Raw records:
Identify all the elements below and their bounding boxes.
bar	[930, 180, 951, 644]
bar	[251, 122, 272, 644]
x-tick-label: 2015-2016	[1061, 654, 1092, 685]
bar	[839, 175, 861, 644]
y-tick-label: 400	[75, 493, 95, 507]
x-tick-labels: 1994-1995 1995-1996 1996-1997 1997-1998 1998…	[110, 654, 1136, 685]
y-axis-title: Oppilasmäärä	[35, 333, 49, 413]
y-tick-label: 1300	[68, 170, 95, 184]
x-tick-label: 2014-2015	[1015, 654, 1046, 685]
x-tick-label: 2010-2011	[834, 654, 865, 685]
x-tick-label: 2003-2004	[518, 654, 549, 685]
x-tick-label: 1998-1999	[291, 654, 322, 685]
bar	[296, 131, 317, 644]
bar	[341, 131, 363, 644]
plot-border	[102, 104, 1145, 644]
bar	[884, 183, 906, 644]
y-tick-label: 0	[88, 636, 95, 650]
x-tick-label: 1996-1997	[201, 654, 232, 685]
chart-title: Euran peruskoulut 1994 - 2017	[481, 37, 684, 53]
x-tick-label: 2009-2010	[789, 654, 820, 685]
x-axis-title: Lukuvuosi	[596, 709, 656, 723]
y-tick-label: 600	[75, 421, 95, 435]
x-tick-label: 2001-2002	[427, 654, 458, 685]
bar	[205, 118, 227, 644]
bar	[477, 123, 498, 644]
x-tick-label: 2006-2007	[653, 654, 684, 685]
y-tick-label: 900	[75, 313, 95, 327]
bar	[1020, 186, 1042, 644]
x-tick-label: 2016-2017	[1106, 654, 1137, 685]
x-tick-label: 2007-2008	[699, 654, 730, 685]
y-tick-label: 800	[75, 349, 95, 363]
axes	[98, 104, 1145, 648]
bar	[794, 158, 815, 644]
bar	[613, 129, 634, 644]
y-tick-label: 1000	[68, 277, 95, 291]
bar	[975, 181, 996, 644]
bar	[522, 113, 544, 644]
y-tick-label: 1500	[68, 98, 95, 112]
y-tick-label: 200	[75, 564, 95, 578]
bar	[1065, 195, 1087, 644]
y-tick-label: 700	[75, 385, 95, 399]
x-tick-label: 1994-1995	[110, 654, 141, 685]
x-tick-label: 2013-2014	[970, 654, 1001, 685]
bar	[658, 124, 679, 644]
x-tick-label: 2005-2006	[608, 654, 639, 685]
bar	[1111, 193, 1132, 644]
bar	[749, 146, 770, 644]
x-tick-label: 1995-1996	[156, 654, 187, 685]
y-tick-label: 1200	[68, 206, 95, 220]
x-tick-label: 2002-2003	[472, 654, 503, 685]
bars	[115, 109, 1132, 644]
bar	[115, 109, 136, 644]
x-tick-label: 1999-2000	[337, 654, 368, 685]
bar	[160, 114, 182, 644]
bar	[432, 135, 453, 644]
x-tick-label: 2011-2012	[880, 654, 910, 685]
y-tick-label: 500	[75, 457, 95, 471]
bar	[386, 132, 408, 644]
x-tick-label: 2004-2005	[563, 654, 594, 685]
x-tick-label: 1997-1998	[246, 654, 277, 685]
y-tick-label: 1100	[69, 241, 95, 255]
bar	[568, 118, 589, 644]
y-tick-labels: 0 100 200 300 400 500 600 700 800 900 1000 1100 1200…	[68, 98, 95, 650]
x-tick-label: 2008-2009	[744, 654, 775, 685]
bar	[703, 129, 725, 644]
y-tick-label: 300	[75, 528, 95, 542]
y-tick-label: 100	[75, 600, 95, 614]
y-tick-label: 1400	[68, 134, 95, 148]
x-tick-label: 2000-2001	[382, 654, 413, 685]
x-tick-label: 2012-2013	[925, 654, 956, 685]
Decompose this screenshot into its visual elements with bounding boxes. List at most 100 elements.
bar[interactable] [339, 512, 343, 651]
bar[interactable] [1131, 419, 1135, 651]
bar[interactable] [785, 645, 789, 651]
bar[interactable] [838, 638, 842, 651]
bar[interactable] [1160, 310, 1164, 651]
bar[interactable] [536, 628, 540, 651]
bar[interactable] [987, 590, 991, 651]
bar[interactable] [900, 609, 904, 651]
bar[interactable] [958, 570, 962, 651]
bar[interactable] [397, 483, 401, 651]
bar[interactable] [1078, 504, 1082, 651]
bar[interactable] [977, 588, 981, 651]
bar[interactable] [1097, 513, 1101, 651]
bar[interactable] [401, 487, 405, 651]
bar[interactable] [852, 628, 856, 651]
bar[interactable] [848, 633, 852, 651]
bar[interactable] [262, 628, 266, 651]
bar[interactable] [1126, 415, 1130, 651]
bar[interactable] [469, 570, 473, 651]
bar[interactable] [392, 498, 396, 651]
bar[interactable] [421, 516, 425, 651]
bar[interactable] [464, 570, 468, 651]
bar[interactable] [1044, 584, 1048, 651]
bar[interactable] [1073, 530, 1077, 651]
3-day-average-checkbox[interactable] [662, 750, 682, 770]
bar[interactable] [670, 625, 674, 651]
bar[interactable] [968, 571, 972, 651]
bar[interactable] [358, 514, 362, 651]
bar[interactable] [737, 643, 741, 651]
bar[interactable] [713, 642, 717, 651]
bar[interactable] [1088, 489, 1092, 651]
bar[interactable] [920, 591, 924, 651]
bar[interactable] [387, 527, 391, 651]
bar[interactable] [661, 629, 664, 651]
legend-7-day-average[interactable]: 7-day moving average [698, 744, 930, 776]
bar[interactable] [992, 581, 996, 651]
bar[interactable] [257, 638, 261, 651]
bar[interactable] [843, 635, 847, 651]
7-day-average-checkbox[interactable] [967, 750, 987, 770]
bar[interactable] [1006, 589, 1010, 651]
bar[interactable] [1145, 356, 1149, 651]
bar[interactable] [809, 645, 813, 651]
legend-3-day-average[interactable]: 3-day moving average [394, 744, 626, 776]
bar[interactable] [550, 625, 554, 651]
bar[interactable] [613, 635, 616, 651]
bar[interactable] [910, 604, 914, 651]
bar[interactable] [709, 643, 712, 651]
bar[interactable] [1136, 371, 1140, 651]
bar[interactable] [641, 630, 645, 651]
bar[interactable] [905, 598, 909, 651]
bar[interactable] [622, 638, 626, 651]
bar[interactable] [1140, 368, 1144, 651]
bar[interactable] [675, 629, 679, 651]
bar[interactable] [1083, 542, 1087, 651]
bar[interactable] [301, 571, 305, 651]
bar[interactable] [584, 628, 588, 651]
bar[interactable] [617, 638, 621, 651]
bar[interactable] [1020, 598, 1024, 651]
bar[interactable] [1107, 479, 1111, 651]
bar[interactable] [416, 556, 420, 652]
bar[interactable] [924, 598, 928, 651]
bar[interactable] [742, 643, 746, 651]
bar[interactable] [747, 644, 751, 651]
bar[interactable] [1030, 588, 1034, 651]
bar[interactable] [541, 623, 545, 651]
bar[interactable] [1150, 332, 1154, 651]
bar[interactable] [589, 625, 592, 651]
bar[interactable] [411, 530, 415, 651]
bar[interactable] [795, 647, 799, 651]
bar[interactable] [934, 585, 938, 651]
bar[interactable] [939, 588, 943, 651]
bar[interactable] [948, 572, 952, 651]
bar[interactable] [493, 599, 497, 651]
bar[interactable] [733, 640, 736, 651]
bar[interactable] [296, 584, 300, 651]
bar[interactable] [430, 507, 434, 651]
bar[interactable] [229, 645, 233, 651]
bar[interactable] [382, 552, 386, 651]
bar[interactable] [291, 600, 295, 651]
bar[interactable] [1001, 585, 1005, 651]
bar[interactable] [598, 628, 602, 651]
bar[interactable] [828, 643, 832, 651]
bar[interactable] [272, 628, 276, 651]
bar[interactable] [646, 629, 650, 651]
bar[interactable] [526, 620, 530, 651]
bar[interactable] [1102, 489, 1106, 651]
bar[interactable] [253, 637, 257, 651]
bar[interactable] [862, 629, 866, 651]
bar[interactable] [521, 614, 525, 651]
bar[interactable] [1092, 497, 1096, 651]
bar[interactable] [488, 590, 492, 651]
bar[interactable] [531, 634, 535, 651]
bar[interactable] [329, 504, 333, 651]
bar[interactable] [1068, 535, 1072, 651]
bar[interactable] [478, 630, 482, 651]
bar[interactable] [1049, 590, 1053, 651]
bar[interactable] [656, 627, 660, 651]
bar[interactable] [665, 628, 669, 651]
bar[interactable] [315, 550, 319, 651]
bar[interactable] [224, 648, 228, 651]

> YOUR INSTRUCTIONS:
Can you pull out, word for word, the lines of the records from the very first one through the line containing "x-tick-labels: 1994-1995 1995-1996", including that line?

> WORKED ANSWER:
Identify all the elements below and their bounding boxes.
bar	[930, 180, 951, 644]
bar	[251, 122, 272, 644]
x-tick-label: 2015-2016	[1061, 654, 1092, 685]
bar	[839, 175, 861, 644]
y-tick-label: 400	[75, 493, 95, 507]
x-tick-labels: 1994-1995 1995-1996 1996-1997 1997-1998 1998…	[110, 654, 1136, 685]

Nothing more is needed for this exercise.